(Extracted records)
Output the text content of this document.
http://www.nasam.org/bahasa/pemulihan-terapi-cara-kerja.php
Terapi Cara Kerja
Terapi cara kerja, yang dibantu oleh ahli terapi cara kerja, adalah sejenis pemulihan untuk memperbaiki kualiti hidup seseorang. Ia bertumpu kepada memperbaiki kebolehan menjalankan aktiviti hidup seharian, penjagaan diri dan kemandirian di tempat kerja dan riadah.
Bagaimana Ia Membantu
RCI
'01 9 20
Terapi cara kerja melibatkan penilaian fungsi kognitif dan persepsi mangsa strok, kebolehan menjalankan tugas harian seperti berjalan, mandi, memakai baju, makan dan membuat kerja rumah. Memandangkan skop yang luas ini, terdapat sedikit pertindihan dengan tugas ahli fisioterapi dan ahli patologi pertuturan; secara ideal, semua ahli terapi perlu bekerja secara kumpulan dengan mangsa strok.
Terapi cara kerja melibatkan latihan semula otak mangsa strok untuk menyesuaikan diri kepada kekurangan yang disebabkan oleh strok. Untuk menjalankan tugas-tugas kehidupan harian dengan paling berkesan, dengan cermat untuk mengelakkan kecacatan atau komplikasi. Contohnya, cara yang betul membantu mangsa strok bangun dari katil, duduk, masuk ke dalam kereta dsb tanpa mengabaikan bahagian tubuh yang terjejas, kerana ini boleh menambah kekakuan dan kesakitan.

--

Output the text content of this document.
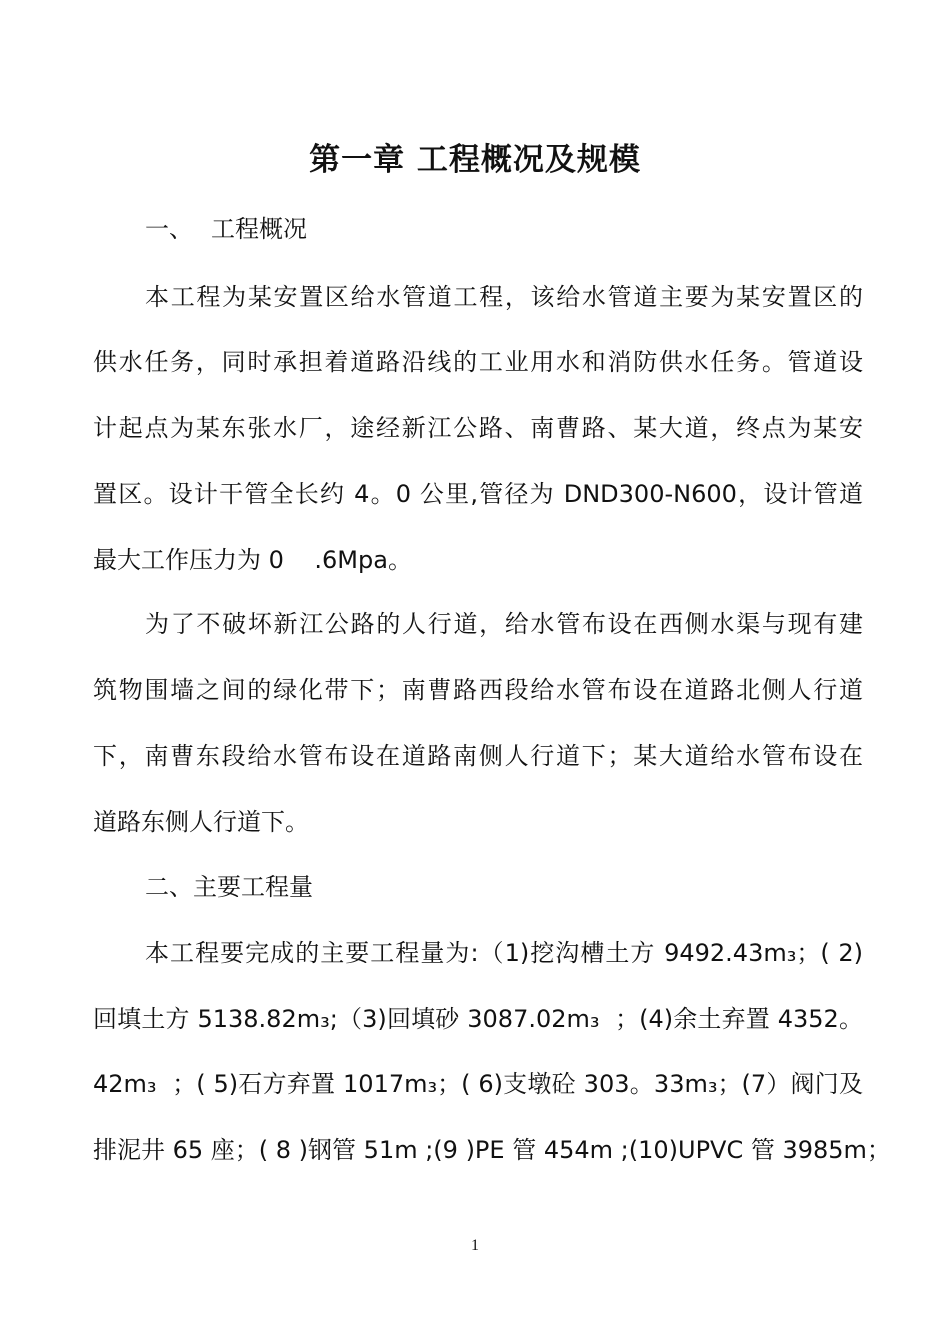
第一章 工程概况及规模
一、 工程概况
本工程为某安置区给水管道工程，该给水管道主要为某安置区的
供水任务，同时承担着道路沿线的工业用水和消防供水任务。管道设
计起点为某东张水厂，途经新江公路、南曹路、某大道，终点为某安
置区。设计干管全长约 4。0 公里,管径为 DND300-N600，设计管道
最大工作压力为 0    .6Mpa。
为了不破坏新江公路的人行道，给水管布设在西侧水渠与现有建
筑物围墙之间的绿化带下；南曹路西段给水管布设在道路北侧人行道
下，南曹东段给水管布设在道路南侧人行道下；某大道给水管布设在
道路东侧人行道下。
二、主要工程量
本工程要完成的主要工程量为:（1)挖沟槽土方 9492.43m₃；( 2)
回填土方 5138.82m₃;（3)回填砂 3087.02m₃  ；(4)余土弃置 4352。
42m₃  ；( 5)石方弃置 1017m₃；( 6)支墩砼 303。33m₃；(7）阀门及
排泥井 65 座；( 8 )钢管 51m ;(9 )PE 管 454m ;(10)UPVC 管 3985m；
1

__EXERCISE DIRECTIONS__.
From the listing above, copy out each line where the word "diri" appears.

__COMPLETE OUTPUT__.
Terapi cara kerja, yang dibantu oleh ahli terapi cara kerja, adalah sejenis pemulihan untuk memperbaiki kualiti hidup seseorang. Ia bertumpu kepada memperbaiki kebolehan menjalankan aktiviti hidup seharian, penjagaan diri dan kemandirian di tempat kerja dan riadah.
Terapi cara kerja melibatkan latihan semula otak mangsa strok untuk menyesuaikan diri kepada kekurangan yang disebabkan oleh strok. Untuk menjalankan tugas-tugas kehidupan harian dengan paling berkesan, dengan cermat untuk mengelakkan kecacatan atau komplikasi. Contohnya, cara yang betul membantu mangsa strok bangun dari katil, duduk, masuk ke dalam kereta dsb tanpa mengabaikan bahagian tubuh yang terjejas, kerana ini boleh menambah kekakuan dan kesakitan.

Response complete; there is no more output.